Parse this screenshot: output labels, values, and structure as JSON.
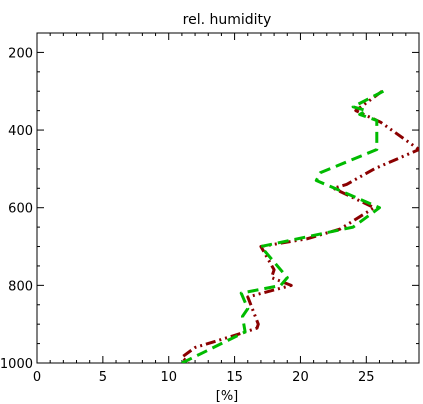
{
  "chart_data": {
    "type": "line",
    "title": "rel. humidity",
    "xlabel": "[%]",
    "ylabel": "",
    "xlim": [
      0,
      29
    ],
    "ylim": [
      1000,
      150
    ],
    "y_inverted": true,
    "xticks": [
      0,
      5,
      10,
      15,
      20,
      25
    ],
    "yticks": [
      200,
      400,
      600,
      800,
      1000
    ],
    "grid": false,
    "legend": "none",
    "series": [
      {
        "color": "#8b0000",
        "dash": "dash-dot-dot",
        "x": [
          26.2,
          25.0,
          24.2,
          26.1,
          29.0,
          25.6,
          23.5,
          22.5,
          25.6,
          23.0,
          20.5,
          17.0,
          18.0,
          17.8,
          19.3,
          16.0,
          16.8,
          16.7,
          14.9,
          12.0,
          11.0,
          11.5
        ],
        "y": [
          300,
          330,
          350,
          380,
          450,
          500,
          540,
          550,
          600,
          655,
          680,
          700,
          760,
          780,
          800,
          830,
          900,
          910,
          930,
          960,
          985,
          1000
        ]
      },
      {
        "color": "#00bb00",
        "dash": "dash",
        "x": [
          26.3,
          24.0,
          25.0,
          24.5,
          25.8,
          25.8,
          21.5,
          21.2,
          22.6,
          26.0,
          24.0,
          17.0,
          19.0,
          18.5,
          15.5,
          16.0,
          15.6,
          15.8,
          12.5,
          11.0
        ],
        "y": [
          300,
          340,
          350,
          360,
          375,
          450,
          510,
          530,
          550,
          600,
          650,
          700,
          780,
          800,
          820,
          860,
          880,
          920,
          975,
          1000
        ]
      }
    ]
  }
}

--------------------

- **Exercise prompt**
Leave the pictures out, and print every line of the listing exactly as written.

- **Expected answer**
Parse this screenshot: output labels, values, and structure as JSON.
{
  "chart_data": {
    "type": "line",
    "title": "rel. humidity",
    "xlabel": "[%]",
    "ylabel": "",
    "xlim": [
      0,
      29
    ],
    "ylim": [
      1000,
      150
    ],
    "y_inverted": true,
    "xticks": [
      0,
      5,
      10,
      15,
      20,
      25
    ],
    "yticks": [
      200,
      400,
      600,
      800,
      1000
    ],
    "grid": false,
    "legend": "none",
    "series": [
      {
        "color": "#8b0000",
        "dash": "dash-dot-dot",
        "x": [
          26.2,
          25.0,
          24.2,
          26.1,
          29.0,
          25.6,
          23.5,
          22.5,
          25.6,
          23.0,
          20.5,
          17.0,
          18.0,
          17.8,
          19.3,
          16.0,
          16.8,
          16.7,
          14.9,
          12.0,
          11.0,
          11.5
        ],
        "y": [
          300,
          330,
          350,
          380,
          450,
          500,
          540,
          550,
          600,
          655,
          680,
          700,
          760,
          780,
          800,
          830,
          900,
          910,
          930,
          960,
          985,
          1000
        ]
      },
      {
        "color": "#00bb00",
        "dash": "dash",
        "x": [
          26.3,
          24.0,
          25.0,
          24.5,
          25.8,
          25.8,
          21.5,
          21.2,
          22.6,
          26.0,
          24.0,
          17.0,
          19.0,
          18.5,
          15.5,
          16.0,
          15.6,
          15.8,
          12.5,
          11.0
        ],
        "y": [
          300,
          340,
          350,
          360,
          375,
          450,
          510,
          530,
          550,
          600,
          650,
          700,
          780,
          800,
          820,
          860,
          880,
          920,
          975,
          1000
        ]
      }
    ]
  }
}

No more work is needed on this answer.